- _WORK TO BE COMPLETED_:
The records should be written out in full, with nothing altered.
::::::::::
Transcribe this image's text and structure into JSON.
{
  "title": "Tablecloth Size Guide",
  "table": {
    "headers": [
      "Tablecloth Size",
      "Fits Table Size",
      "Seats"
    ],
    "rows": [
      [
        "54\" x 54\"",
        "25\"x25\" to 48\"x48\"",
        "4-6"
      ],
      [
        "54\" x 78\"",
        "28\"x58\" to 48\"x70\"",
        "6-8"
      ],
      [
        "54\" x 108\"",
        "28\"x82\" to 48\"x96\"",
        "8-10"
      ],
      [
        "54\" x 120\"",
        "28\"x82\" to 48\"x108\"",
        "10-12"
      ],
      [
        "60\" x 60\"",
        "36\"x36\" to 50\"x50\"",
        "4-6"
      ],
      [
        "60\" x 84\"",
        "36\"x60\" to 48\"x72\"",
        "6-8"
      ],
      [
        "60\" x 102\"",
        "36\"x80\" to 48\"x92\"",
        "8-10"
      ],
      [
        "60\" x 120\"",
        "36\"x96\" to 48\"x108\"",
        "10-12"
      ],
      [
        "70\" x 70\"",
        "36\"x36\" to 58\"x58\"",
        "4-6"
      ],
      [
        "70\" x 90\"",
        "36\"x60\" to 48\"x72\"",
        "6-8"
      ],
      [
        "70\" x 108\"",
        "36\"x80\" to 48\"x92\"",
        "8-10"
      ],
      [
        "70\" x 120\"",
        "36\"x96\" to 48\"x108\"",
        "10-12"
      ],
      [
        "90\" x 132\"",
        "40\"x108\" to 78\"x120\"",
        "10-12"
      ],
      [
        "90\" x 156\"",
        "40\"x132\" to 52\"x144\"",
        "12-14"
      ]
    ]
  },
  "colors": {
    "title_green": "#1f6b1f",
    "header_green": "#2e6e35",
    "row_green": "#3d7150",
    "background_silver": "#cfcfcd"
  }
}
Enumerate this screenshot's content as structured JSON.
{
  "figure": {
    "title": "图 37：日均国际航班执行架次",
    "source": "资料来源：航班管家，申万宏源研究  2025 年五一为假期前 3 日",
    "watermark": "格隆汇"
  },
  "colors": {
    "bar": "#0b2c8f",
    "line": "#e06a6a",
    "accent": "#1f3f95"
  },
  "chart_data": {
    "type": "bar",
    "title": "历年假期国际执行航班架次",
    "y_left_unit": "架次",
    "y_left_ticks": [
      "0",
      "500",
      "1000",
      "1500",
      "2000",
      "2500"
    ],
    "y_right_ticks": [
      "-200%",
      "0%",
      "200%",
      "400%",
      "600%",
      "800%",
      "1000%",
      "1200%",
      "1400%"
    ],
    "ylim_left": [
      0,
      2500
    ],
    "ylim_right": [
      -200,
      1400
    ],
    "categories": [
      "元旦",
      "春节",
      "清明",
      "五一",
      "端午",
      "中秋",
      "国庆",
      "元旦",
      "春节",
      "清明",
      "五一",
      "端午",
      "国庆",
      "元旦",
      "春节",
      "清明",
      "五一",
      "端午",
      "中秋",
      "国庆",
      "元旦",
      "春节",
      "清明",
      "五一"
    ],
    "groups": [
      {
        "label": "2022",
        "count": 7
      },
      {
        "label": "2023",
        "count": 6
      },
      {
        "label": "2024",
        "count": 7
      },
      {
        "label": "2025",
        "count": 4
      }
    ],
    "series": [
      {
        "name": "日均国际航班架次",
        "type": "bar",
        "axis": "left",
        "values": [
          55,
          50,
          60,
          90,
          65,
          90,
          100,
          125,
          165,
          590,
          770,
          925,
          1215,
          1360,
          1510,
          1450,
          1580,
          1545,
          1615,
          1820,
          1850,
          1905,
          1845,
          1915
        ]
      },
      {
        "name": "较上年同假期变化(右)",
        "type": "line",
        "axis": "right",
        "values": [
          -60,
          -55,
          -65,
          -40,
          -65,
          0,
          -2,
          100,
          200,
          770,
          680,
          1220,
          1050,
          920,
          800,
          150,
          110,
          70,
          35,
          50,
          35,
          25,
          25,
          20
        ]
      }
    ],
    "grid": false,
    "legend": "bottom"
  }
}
::::::::::
- _RESULT_:
Transcribe this image's text and structure into JSON.
{
  "title": "Tablecloth Size Guide",
  "table": {
    "headers": [
      "Tablecloth Size",
      "Fits Table Size",
      "Seats"
    ],
    "rows": [
      [
        "54\" x 54\"",
        "25\"x25\" to 48\"x48\"",
        "4-6"
      ],
      [
        "54\" x 78\"",
        "28\"x58\" to 48\"x70\"",
        "6-8"
      ],
      [
        "54\" x 108\"",
        "28\"x82\" to 48\"x96\"",
        "8-10"
      ],
      [
        "54\" x 120\"",
        "28\"x82\" to 48\"x108\"",
        "10-12"
      ],
      [
        "60\" x 60\"",
        "36\"x36\" to 50\"x50\"",
        "4-6"
      ],
      [
        "60\" x 84\"",
        "36\"x60\" to 48\"x72\"",
        "6-8"
      ],
      [
        "60\" x 102\"",
        "36\"x80\" to 48\"x92\"",
        "8-10"
      ],
      [
        "60\" x 120\"",
        "36\"x96\" to 48\"x108\"",
        "10-12"
      ],
      [
        "70\" x 70\"",
        "36\"x36\" to 58\"x58\"",
        "4-6"
      ],
      [
        "70\" x 90\"",
        "36\"x60\" to 48\"x72\"",
        "6-8"
      ],
      [
        "70\" x 108\"",
        "36\"x80\" to 48\"x92\"",
        "8-10"
      ],
      [
        "70\" x 120\"",
        "36\"x96\" to 48\"x108\"",
        "10-12"
      ],
      [
        "90\" x 132\"",
        "40\"x108\" to 78\"x120\"",
        "10-12"
      ],
      [
        "90\" x 156\"",
        "40\"x132\" to 52\"x144\"",
        "12-14"
      ]
    ]
  },
  "colors": {
    "title_green": "#1f6b1f",
    "header_green": "#2e6e35",
    "row_green": "#3d7150",
    "background_silver": "#cfcfcd"
  }
}
Enumerate this screenshot's content as structured JSON.
{
  "figure": {
    "title": "图 37：日均国际航班执行架次",
    "source": "资料来源：航班管家，申万宏源研究  2025 年五一为假期前 3 日",
    "watermark": "格隆汇"
  },
  "colors": {
    "bar": "#0b2c8f",
    "line": "#e06a6a",
    "accent": "#1f3f95"
  },
  "chart_data": {
    "type": "bar",
    "title": "历年假期国际执行航班架次",
    "y_left_unit": "架次",
    "y_left_ticks": [
      "0",
      "500",
      "1000",
      "1500",
      "2000",
      "2500"
    ],
    "y_right_ticks": [
      "-200%",
      "0%",
      "200%",
      "400%",
      "600%",
      "800%",
      "1000%",
      "1200%",
      "1400%"
    ],
    "ylim_left": [
      0,
      2500
    ],
    "ylim_right": [
      -200,
      1400
    ],
    "categories": [
      "元旦",
      "春节",
      "清明",
      "五一",
      "端午",
      "中秋",
      "国庆",
      "元旦",
      "春节",
      "清明",
      "五一",
      "端午",
      "国庆",
      "元旦",
      "春节",
      "清明",
      "五一",
      "端午",
      "中秋",
      "国庆",
      "元旦",
      "春节",
      "清明",
      "五一"
    ],
    "groups": [
      {
        "label": "2022",
        "count": 7
      },
      {
        "label": "2023",
        "count": 6
      },
      {
        "label": "2024",
        "count": 7
      },
      {
        "label": "2025",
        "count": 4
      }
    ],
    "series": [
      {
        "name": "日均国际航班架次",
        "type": "bar",
        "axis": "left",
        "values": [
          55,
          50,
          60,
          90,
          65,
          90,
          100,
          125,
          165,
          590,
          770,
          925,
          1215,
          1360,
          1510,
          1450,
          1580,
          1545,
          1615,
          1820,
          1850,
          1905,
          1845,
          1915
        ]
      },
      {
        "name": "较上年同假期变化(右)",
        "type": "line",
        "axis": "right",
        "values": [
          -60,
          -55,
          -65,
          -40,
          -65,
          0,
          -2,
          100,
          200,
          770,
          680,
          1220,
          1050,
          920,
          800,
          150,
          110,
          70,
          35,
          50,
          35,
          25,
          25,
          20
        ]
      }
    ],
    "grid": false,
    "legend": "bottom"
  }
}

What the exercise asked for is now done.